## Written exercise
Select, from the material below, each line with "chart" in it.

= = = =

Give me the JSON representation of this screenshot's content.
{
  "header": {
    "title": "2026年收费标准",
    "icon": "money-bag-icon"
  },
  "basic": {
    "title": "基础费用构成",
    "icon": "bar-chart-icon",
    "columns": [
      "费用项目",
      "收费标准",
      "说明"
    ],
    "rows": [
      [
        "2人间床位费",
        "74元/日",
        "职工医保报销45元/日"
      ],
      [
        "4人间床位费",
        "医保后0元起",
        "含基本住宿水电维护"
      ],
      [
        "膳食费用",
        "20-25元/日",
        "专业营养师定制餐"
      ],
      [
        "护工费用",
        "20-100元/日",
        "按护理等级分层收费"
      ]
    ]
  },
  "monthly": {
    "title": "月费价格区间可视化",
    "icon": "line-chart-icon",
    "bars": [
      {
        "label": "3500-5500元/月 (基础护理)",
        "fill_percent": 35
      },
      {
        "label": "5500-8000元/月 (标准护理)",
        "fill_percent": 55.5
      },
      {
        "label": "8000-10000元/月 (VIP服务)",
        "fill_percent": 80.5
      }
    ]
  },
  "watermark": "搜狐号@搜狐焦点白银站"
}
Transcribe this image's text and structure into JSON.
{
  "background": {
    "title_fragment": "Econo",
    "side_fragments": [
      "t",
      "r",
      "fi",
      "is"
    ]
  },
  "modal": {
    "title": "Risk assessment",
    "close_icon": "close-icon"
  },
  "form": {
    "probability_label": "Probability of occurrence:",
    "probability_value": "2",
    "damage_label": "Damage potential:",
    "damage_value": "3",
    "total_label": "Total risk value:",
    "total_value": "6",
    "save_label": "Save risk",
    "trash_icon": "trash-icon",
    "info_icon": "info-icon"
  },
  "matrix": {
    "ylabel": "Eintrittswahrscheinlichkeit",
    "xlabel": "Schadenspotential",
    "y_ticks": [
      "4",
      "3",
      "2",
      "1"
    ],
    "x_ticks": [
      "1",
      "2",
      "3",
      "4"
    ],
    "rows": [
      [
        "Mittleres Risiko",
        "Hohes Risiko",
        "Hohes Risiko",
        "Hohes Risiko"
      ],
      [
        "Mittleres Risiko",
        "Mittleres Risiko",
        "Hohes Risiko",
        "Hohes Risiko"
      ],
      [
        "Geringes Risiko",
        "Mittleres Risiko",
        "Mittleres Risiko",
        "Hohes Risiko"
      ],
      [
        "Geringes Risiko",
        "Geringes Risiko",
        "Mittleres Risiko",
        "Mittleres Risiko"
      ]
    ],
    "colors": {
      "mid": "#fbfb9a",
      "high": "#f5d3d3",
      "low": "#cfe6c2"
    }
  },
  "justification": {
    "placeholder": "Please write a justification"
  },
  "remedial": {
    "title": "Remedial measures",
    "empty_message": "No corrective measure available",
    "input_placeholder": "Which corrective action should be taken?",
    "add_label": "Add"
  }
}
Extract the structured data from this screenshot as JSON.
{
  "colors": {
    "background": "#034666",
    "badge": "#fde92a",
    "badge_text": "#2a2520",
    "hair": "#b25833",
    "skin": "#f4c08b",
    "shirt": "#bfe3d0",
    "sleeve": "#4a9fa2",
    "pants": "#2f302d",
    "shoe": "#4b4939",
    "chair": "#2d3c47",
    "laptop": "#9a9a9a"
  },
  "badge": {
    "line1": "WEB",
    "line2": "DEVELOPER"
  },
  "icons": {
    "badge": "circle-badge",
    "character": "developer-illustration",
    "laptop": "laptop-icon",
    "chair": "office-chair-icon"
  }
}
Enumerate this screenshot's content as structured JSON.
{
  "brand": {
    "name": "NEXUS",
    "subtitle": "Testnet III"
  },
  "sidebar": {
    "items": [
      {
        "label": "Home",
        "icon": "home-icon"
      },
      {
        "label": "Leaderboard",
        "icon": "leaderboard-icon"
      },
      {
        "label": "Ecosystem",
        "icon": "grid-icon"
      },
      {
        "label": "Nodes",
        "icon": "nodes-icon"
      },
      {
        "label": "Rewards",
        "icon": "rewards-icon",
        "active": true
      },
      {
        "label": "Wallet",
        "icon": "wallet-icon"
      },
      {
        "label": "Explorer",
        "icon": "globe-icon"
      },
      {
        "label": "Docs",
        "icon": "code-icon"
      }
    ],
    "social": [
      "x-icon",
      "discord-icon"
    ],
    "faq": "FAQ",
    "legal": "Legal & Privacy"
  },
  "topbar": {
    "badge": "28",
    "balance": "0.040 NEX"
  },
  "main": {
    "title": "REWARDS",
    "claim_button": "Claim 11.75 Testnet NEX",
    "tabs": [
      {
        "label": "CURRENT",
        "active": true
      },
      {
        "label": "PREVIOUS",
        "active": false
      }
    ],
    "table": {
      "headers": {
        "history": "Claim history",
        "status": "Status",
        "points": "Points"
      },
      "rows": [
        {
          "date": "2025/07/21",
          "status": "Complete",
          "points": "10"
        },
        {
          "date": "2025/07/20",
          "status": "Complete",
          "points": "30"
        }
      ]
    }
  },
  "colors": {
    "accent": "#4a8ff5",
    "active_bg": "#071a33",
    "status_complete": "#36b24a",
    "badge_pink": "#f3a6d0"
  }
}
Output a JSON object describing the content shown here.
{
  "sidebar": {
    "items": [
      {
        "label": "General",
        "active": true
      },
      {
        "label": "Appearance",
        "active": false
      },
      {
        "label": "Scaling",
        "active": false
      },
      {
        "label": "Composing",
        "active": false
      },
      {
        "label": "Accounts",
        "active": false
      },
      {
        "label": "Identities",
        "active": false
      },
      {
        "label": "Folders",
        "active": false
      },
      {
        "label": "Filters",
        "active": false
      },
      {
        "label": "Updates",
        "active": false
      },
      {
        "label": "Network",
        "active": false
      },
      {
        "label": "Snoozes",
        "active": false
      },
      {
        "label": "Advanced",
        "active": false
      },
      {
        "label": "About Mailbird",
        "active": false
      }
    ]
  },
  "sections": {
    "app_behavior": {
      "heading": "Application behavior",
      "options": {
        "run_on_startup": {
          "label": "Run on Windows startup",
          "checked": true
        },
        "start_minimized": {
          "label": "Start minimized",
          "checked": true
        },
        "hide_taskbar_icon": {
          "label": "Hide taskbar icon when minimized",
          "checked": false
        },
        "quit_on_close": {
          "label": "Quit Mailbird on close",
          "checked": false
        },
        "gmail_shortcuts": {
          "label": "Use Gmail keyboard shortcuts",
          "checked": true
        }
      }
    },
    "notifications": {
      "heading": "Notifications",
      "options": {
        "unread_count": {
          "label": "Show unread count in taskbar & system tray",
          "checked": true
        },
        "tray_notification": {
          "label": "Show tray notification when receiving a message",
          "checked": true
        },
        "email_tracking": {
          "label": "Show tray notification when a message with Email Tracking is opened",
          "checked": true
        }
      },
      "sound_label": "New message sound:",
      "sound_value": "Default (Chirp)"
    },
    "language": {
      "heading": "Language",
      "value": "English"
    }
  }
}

= = = =

## Task solution
    "icon": "bar-chart-icon",
    "icon": "line-chart-icon",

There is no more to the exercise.